▶ _WHAT YOU ARE ASKED TO DO_
From the entries below, extract every line that includes the word "this".

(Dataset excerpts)
───

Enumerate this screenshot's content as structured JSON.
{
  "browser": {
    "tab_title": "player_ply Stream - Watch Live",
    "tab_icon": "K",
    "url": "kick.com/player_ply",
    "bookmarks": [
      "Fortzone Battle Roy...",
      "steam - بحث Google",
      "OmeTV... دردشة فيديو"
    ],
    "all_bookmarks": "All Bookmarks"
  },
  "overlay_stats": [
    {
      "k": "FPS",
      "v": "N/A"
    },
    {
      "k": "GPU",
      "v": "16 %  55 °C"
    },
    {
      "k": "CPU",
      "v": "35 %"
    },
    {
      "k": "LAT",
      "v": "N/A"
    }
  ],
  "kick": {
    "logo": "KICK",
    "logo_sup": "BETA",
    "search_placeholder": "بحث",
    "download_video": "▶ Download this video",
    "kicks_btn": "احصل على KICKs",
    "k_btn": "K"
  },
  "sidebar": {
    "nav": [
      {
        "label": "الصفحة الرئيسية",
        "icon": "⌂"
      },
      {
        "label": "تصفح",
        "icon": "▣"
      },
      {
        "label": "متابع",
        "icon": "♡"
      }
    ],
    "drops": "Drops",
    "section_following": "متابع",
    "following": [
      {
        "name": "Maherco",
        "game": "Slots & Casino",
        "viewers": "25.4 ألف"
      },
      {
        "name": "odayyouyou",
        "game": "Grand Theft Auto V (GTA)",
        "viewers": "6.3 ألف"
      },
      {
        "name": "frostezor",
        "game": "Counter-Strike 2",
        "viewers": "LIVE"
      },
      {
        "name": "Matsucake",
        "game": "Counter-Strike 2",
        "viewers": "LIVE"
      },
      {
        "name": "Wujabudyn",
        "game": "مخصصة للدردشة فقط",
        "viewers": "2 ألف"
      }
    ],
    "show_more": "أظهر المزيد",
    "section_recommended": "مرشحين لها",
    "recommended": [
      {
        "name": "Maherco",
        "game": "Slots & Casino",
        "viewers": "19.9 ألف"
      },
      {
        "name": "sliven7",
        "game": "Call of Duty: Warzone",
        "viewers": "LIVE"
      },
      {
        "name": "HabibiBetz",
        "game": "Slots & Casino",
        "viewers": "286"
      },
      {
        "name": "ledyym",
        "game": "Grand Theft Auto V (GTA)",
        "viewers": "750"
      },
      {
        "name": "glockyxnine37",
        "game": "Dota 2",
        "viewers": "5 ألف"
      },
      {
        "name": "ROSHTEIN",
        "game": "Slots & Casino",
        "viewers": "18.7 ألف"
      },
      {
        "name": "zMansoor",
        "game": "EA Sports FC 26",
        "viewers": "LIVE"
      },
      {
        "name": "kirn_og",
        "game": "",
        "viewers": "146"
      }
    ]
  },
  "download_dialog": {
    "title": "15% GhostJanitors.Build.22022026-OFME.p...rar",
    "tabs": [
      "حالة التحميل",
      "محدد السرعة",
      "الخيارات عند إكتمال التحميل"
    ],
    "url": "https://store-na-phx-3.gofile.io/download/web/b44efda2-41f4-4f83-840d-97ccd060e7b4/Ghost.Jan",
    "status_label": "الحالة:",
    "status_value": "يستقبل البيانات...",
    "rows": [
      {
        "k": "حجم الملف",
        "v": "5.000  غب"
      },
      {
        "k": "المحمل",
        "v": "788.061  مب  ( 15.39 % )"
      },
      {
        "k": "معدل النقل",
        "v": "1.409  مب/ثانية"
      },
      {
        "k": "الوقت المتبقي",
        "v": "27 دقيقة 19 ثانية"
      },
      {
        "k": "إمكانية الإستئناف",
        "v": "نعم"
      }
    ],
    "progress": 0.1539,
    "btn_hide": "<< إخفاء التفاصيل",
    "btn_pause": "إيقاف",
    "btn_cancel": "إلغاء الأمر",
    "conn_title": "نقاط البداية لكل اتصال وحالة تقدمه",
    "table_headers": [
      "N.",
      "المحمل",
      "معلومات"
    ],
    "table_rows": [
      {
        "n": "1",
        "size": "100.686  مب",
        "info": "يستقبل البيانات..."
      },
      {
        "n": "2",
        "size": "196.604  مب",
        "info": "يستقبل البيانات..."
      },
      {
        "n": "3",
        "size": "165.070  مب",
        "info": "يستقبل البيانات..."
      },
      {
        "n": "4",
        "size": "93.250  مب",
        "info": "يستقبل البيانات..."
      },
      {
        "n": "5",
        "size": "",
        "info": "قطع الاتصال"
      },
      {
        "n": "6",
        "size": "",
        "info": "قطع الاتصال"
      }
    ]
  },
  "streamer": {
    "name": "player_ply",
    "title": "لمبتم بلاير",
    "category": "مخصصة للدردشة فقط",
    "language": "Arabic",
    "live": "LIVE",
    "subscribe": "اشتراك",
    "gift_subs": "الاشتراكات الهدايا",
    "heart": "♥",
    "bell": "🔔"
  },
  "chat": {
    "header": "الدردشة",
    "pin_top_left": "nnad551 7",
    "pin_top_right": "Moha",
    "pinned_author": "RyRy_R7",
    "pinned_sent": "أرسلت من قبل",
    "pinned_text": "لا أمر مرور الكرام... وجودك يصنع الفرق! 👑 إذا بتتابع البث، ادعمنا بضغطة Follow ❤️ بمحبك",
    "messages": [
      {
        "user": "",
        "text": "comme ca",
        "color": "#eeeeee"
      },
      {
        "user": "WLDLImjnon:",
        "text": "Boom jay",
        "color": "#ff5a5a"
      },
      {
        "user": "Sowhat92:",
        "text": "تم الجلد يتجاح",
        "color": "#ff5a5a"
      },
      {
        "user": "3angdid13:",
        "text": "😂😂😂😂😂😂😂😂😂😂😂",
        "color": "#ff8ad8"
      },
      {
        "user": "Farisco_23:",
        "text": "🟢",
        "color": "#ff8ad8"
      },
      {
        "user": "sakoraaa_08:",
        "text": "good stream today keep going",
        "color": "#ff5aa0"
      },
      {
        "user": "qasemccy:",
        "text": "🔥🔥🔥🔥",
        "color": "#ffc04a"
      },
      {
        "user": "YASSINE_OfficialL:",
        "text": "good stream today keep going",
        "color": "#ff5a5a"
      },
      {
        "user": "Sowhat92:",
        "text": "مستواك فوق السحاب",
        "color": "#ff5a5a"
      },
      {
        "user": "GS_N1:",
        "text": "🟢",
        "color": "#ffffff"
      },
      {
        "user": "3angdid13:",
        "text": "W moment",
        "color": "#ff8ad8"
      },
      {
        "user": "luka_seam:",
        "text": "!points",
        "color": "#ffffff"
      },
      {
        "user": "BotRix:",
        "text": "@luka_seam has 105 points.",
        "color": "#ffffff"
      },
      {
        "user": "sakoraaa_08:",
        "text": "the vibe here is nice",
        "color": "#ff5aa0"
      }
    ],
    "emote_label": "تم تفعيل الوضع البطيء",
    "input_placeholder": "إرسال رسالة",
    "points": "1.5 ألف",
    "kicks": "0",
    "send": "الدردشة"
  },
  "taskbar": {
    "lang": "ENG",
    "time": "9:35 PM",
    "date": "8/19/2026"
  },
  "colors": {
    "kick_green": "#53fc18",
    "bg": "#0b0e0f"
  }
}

───

▶ _PROBLEM SOLUTION_
Enumerate this screenshot's content as structured JSON.
    "download_video": "▶ Download this video",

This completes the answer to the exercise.